▶ REQUIRED TASK:
Transcribe the data that follows precisely, omitting nothing.

________________

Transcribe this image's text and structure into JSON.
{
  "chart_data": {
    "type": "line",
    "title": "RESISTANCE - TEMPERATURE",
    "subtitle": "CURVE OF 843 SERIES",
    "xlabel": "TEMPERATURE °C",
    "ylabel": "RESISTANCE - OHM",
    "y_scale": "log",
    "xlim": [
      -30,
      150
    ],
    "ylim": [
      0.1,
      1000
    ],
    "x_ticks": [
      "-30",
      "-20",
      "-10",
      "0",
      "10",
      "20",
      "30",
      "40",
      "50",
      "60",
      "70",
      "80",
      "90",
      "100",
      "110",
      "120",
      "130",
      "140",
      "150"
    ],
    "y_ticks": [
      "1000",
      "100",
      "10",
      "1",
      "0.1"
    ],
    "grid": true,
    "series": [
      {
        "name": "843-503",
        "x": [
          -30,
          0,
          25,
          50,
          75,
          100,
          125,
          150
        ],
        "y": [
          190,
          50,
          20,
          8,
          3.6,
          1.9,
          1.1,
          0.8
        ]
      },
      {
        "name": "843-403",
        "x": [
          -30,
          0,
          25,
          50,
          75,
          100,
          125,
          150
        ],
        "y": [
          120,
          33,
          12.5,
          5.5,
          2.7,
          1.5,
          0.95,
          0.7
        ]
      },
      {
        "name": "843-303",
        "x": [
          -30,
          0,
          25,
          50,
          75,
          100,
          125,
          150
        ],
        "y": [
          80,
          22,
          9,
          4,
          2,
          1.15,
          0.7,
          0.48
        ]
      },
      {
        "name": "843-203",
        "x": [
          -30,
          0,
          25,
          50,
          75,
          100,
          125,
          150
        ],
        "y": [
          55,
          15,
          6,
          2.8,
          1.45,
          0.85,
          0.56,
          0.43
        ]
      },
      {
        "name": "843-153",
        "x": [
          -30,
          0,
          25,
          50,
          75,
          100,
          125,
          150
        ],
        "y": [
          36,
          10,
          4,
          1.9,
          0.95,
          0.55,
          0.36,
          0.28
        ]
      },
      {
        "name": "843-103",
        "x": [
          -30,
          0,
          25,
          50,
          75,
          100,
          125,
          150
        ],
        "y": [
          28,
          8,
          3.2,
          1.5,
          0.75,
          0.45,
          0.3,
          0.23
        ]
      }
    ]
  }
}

________________

▶ TASK SOLUTION:
Transcribe this image's text and structure into JSON.
{
  "chart_data": {
    "type": "line",
    "title": "RESISTANCE - TEMPERATURE",
    "subtitle": "CURVE OF 843 SERIES",
    "xlabel": "TEMPERATURE °C",
    "ylabel": "RESISTANCE - OHM",
    "y_scale": "log",
    "xlim": [
      -30,
      150
    ],
    "ylim": [
      0.1,
      1000
    ],
    "x_ticks": [
      "-30",
      "-20",
      "-10",
      "0",
      "10",
      "20",
      "30",
      "40",
      "50",
      "60",
      "70",
      "80",
      "90",
      "100",
      "110",
      "120",
      "130",
      "140",
      "150"
    ],
    "y_ticks": [
      "1000",
      "100",
      "10",
      "1",
      "0.1"
    ],
    "grid": true,
    "series": [
      {
        "name": "843-503",
        "x": [
          -30,
          0,
          25,
          50,
          75,
          100,
          125,
          150
        ],
        "y": [
          190,
          50,
          20,
          8,
          3.6,
          1.9,
          1.1,
          0.8
        ]
      },
      {
        "name": "843-403",
        "x": [
          -30,
          0,
          25,
          50,
          75,
          100,
          125,
          150
        ],
        "y": [
          120,
          33,
          12.5,
          5.5,
          2.7,
          1.5,
          0.95,
          0.7
        ]
      },
      {
        "name": "843-303",
        "x": [
          -30,
          0,
          25,
          50,
          75,
          100,
          125,
          150
        ],
        "y": [
          80,
          22,
          9,
          4,
          2,
          1.15,
          0.7,
          0.48
        ]
      },
      {
        "name": "843-203",
        "x": [
          -30,
          0,
          25,
          50,
          75,
          100,
          125,
          150
        ],
        "y": [
          55,
          15,
          6,
          2.8,
          1.45,
          0.85,
          0.56,
          0.43
        ]
      },
      {
        "name": "843-153",
        "x": [
          -30,
          0,
          25,
          50,
          75,
          100,
          125,
          150
        ],
        "y": [
          36,
          10,
          4,
          1.9,
          0.95,
          0.55,
          0.36,
          0.28
        ]
      },
      {
        "name": "843-103",
        "x": [
          -30,
          0,
          25,
          50,
          75,
          100,
          125,
          150
        ],
        "y": [
          28,
          8,
          3.2,
          1.5,
          0.75,
          0.45,
          0.3,
          0.23
        ]
      }
    ]
  }
}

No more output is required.